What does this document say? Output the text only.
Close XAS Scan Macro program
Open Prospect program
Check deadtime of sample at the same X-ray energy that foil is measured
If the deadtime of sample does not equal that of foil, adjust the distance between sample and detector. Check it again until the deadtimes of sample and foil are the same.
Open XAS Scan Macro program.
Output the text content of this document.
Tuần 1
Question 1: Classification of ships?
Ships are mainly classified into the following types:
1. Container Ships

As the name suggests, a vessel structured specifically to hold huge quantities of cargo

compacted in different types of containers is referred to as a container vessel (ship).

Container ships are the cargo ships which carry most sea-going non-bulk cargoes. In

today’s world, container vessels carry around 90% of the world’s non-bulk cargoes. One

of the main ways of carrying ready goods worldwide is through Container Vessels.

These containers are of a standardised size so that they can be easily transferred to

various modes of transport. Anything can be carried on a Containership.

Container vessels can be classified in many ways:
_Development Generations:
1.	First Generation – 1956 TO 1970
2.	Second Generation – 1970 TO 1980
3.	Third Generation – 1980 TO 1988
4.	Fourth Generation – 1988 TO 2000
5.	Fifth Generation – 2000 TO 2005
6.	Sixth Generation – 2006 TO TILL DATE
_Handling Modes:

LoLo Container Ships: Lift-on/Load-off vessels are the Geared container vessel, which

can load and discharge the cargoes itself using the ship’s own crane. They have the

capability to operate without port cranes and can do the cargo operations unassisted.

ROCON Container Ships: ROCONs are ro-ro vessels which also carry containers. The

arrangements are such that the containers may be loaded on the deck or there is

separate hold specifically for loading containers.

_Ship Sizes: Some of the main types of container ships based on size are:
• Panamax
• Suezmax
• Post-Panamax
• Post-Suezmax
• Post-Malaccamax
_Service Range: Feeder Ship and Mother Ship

Set exercise
Filter the entries down to the lines with the word "types" in them.

Answer
Ships are mainly classified into the following types:
compacted in different types of containers is referred to as a container vessel (ship).
_Ship Sizes: Some of the main types of container ships based on size are:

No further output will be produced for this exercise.